◆ Data records:
● ● ● ● ●

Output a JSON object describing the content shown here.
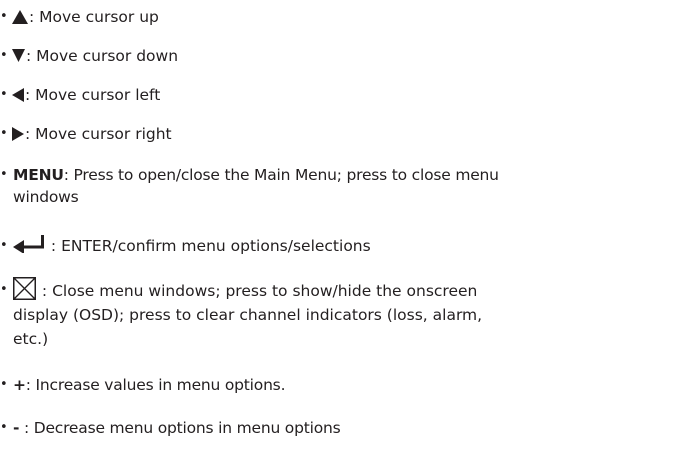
{
  "items": [
    {
      "icon": "triangle-up-icon",
      "key": "",
      "text": ": Move cursor up"
    },
    {
      "icon": "triangle-down-icon",
      "key": "",
      "text": ": Move cursor down"
    },
    {
      "icon": "triangle-left-icon",
      "key": "",
      "text": ": Move cursor left"
    },
    {
      "icon": "triangle-right-icon",
      "key": "",
      "text": ": Move cursor right"
    },
    {
      "icon": "",
      "key": "MENU",
      "text": ": Press to open/close the Main Menu; press to close menu",
      "text2": "windows"
    },
    {
      "icon": "enter-arrow-icon",
      "key": "",
      "text": " : ENTER/confirm menu options/selections"
    },
    {
      "icon": "close-box-icon",
      "key": "",
      "text": " : Close menu windows; press to show/hide the onscreen",
      "text2": "display (OSD); press to clear channel indicators (loss, alarm,",
      "text3": "etc.)"
    },
    {
      "icon": "",
      "key": "+",
      "text": ": Increase values in menu options."
    },
    {
      "icon": "",
      "key": "-",
      "text": " : Decrease menu options in menu options"
    }
  ],
  "bullet_char": "•"
}
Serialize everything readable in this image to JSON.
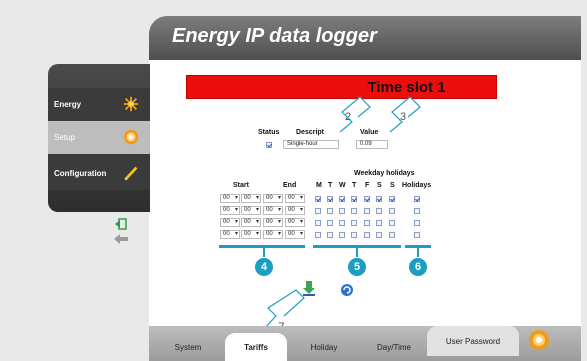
{
  "app": {
    "title": "Energy IP data logger"
  },
  "sidebar": {
    "items": [
      {
        "label": "Energy",
        "icon": "energy-sparkle-icon"
      },
      {
        "label": "Setup",
        "icon": "setup-gear-icon"
      },
      {
        "label": "Configuration",
        "icon": "pencil-icon"
      }
    ]
  },
  "slot": {
    "title": "Time slot 1"
  },
  "status_table": {
    "headers": {
      "status": "Status",
      "description": "Descript",
      "value": "Value"
    },
    "description_value": "Single-hour",
    "value": "0.09"
  },
  "schedule": {
    "weekday_holidays_label": "Weekday holidays",
    "start_label": "Start",
    "end_label": "End",
    "days": [
      "M",
      "T",
      "W",
      "T",
      "F",
      "S",
      "S"
    ],
    "holidays_label": "Holidays",
    "time_value": "00"
  },
  "callouts": [
    "2",
    "3",
    "4",
    "5",
    "6",
    "7"
  ],
  "tabs": [
    "System",
    "Tariffs",
    "Holiday",
    "Day/Time",
    "User Password"
  ],
  "colors": {
    "accent": "#1d9ec0",
    "slot_red": "#ee0d0d"
  }
}
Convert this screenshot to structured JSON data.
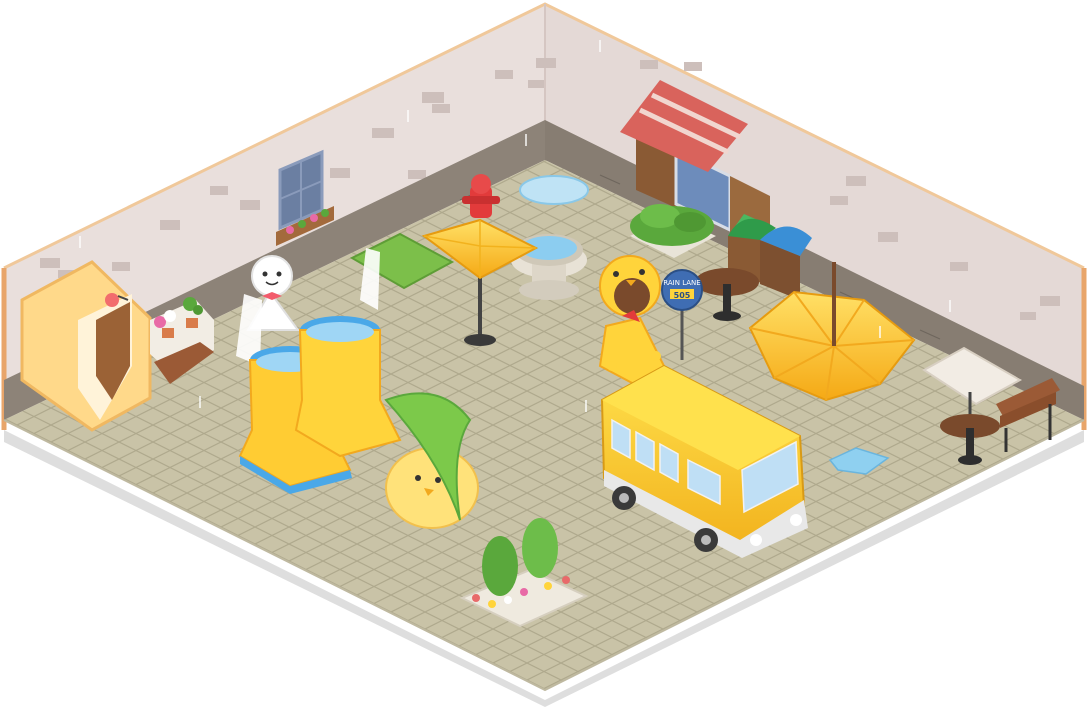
{
  "scene": {
    "title": "",
    "theme": "rainy-day-yellow-chick-room"
  },
  "colors": {
    "wall": "#e9dfdc",
    "wall_trim": "#e8b27a",
    "brick": "#cbbcb8",
    "stone_base": "#8c8277",
    "floor": "#c9c3a7",
    "floor_line": "#aaa488",
    "yellow": "#ffd43b",
    "yellow_dark": "#f2a91e",
    "boot_blue": "#4aa8e8",
    "awning_red": "#d9635c",
    "green": "#5aa83c",
    "wood": "#8a5a34"
  },
  "bus_stop_sign": {
    "line1": "RAIN LANE",
    "line2": "505"
  },
  "objects": [
    {
      "name": "chick-tent-hut",
      "interactable": true
    },
    {
      "name": "teru-teru-bozu-doll",
      "interactable": true
    },
    {
      "name": "flower-planter-shelf",
      "interactable": true
    },
    {
      "name": "giant-rain-boots",
      "interactable": true
    },
    {
      "name": "leaf-umbrella-chick",
      "interactable": true
    },
    {
      "name": "fire-hydrant",
      "interactable": true
    },
    {
      "name": "yellow-patio-umbrella",
      "interactable": true
    },
    {
      "name": "water-fountain",
      "interactable": true
    },
    {
      "name": "grass-patch",
      "interactable": false
    },
    {
      "name": "chick-raincoat-avatar",
      "interactable": true
    },
    {
      "name": "bus-stop-sign",
      "interactable": true
    },
    {
      "name": "yellow-school-bus",
      "interactable": true
    },
    {
      "name": "open-umbrella-on-ground",
      "interactable": true
    },
    {
      "name": "shop-window-with-awning",
      "interactable": true
    },
    {
      "name": "recycling-bins",
      "interactable": true
    },
    {
      "name": "cafe-table-left",
      "interactable": true
    },
    {
      "name": "cafe-table-right",
      "interactable": true
    },
    {
      "name": "white-patio-umbrella",
      "interactable": true
    },
    {
      "name": "wooden-bench",
      "interactable": true
    },
    {
      "name": "shrub-flower-planter",
      "interactable": true
    },
    {
      "name": "puddle",
      "interactable": false
    }
  ]
}
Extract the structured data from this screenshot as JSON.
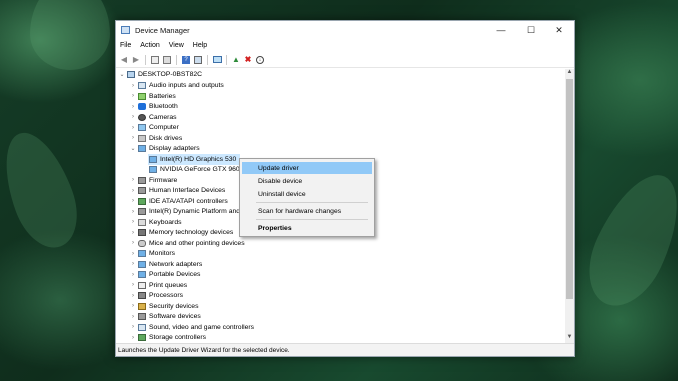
{
  "window": {
    "title": "Device Manager",
    "minimize": "—",
    "maximize": "☐",
    "close": "✕"
  },
  "menubar": [
    "File",
    "Action",
    "View",
    "Help"
  ],
  "toolbar": [
    "back-icon",
    "forward-icon",
    "properties-icon",
    "details-icon",
    "help-icon",
    "resources-icon",
    "monitor-icon",
    "update-driver-icon",
    "uninstall-icon",
    "download-icon"
  ],
  "tree": {
    "root": "DESKTOP-0BST82C",
    "categories": [
      "Audio inputs and outputs",
      "Batteries",
      "Bluetooth",
      "Cameras",
      "Computer",
      "Disk drives",
      "Display adapters",
      "Firmware",
      "Human Interface Devices",
      "IDE ATA/ATAPI controllers",
      "Intel(R) Dynamic Platform and Thermal Framework",
      "Keyboards",
      "Memory technology devices",
      "Mice and other pointing devices",
      "Monitors",
      "Network adapters",
      "Portable Devices",
      "Print queues",
      "Processors",
      "Security devices",
      "Software devices",
      "Sound, video and game controllers",
      "Storage controllers"
    ],
    "display_children": [
      "Intel(R) HD Graphics 530",
      "NVIDIA GeForce GTX 960M"
    ]
  },
  "context_menu": {
    "update": "Update driver",
    "disable": "Disable device",
    "uninstall": "Uninstall device",
    "scan": "Scan for hardware changes",
    "properties": "Properties"
  },
  "status": "Launches the Update Driver Wizard for the selected device.",
  "colors": {
    "selection": "#cce8ff",
    "menu_highlight": "#91c9f7"
  }
}
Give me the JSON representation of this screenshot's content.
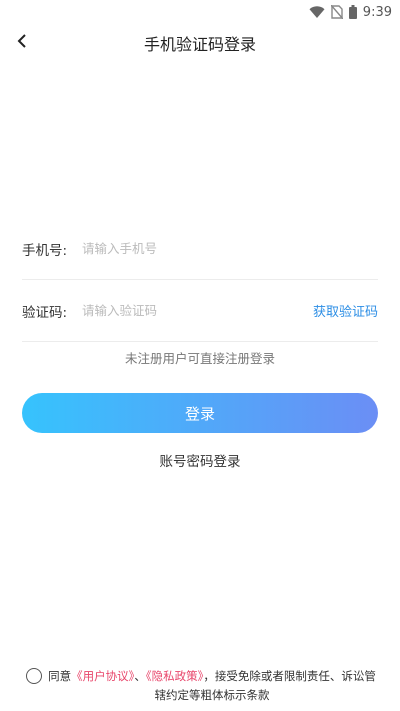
{
  "status_bar": {
    "time": "9:39",
    "icons": [
      "wifi-icon",
      "no-sim-icon",
      "battery-icon"
    ]
  },
  "header": {
    "title": "手机验证码登录",
    "back_icon": "chevron-left-icon"
  },
  "form": {
    "phone": {
      "label": "手机号:",
      "placeholder": "请输入手机号",
      "value": ""
    },
    "code": {
      "label": "验证码:",
      "placeholder": "请输入验证码",
      "value": "",
      "get_code_label": "获取验证码"
    }
  },
  "hint": "未注册用户可直接注册登录",
  "login_button": "登录",
  "alt_login": "账号密码登录",
  "agreement": {
    "prefix": "同意",
    "user_agreement": "《用户协议》",
    "separator": "、",
    "privacy_policy": "《隐私政策》",
    "suffix": "，接受免除或者限制责任、诉讼管辖约定等粗体标示条款"
  },
  "colors": {
    "accent": "#2c8ee5",
    "link": "#e8456a",
    "gradient_start": "#36c3fd",
    "gradient_end": "#6b8ef5"
  }
}
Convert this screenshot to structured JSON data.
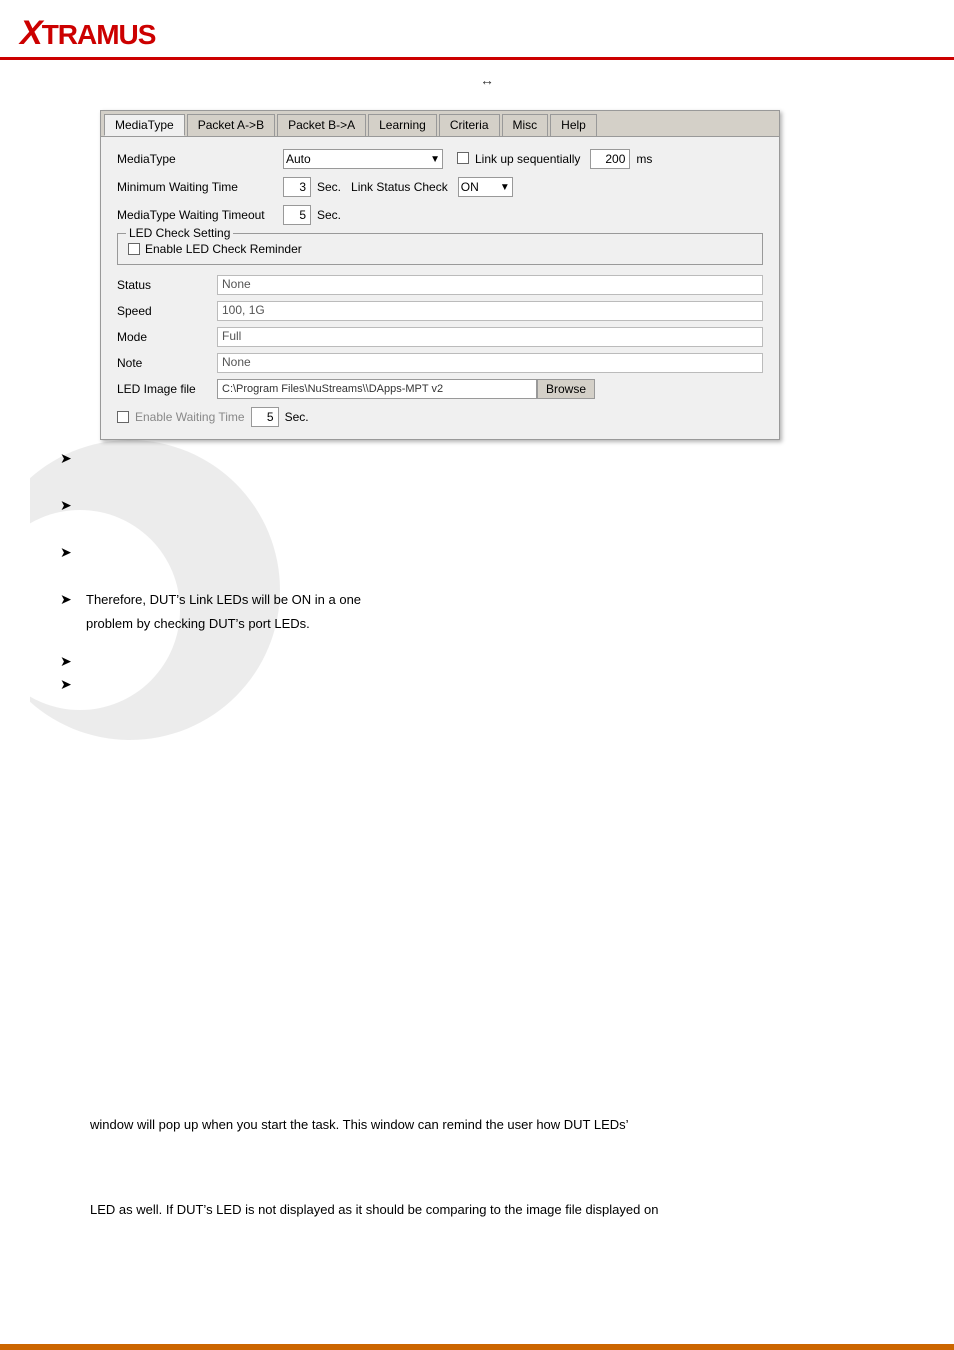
{
  "header": {
    "logo_x": "X",
    "logo_rest": "TRAMUS"
  },
  "header_arrow": "↔",
  "tabs": [
    {
      "label": "MediaType",
      "active": true
    },
    {
      "label": "Packet A->B",
      "active": false
    },
    {
      "label": "Packet B->A",
      "active": false
    },
    {
      "label": "Learning",
      "active": false
    },
    {
      "label": "Criteria",
      "active": false
    },
    {
      "label": "Misc",
      "active": false
    },
    {
      "label": "Help",
      "active": false
    }
  ],
  "fields": {
    "mediatype_label": "MediaType",
    "mediatype_value": "Auto",
    "link_sequential_label": "Link up sequentially",
    "link_sequential_ms": "200",
    "link_sequential_unit": "ms",
    "min_wait_label": "Minimum Waiting Time",
    "min_wait_value": "3",
    "min_wait_unit": "Sec.",
    "link_status_label": "Link Status Check",
    "link_status_value": "ON",
    "mediatype_timeout_label": "MediaType Waiting Timeout",
    "mediatype_timeout_value": "5",
    "mediatype_timeout_unit": "Sec.",
    "led_check_group_label": "LED Check Setting",
    "enable_led_label": "Enable LED Check Reminder",
    "status_label": "Status",
    "status_value": "None",
    "speed_label": "Speed",
    "speed_value": "100, 1G",
    "mode_label": "Mode",
    "mode_value": "Full",
    "note_label": "Note",
    "note_value": "None",
    "led_image_label": "LED Image file",
    "led_image_path": "C:\\Program Files\\NuStreams\\\\DApps-MPT v2",
    "browse_label": "Browse",
    "enable_waiting_label": "Enable Waiting Time",
    "enable_waiting_value": "5",
    "enable_waiting_unit": "Sec."
  },
  "bullets": [
    {
      "text": ""
    },
    {
      "text": ""
    },
    {
      "text": ""
    },
    {
      "text": "Therefore, DUT’s Link LEDs will be ON in a one"
    },
    {
      "text": "problem by checking DUT’s port LEDs."
    },
    {
      "text": ""
    },
    {
      "text": ""
    }
  ],
  "text_block1": "window will pop up when you start the task. This window can remind the user how DUT LEDs’",
  "text_block2": "LED as well. If DUT’s LED is not displayed as it should be comparing to the image file displayed on"
}
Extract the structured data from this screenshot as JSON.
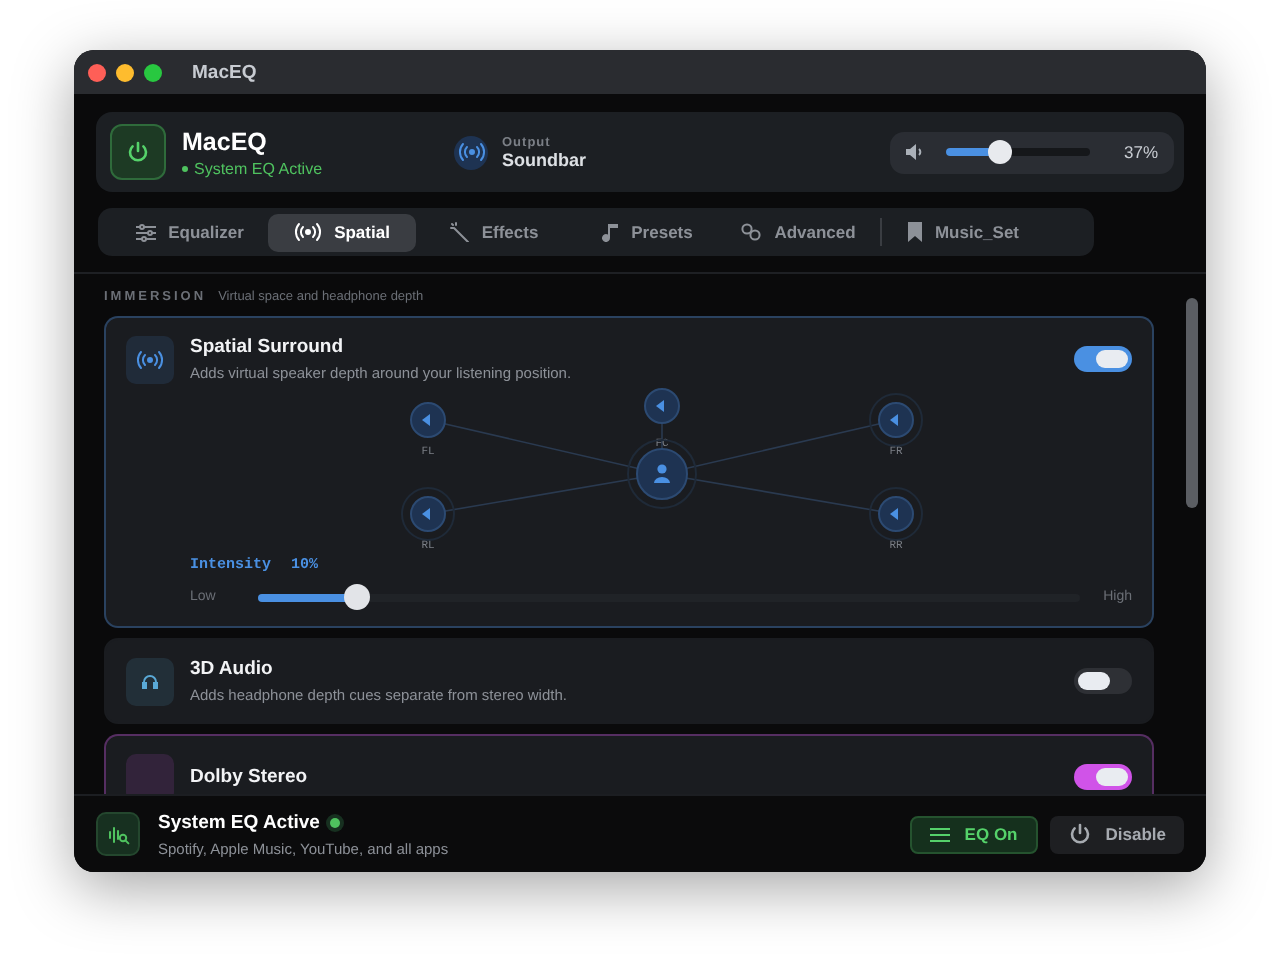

● ● ● ● ●

◆ To do: Copy each line above that contains the string "options".

◆ Exercise solution:
      "text": " : ENTER/confirm menu options/selections"
      "text": ": Increase values in menu options."
      "text": " : Decrease menu options in menu options"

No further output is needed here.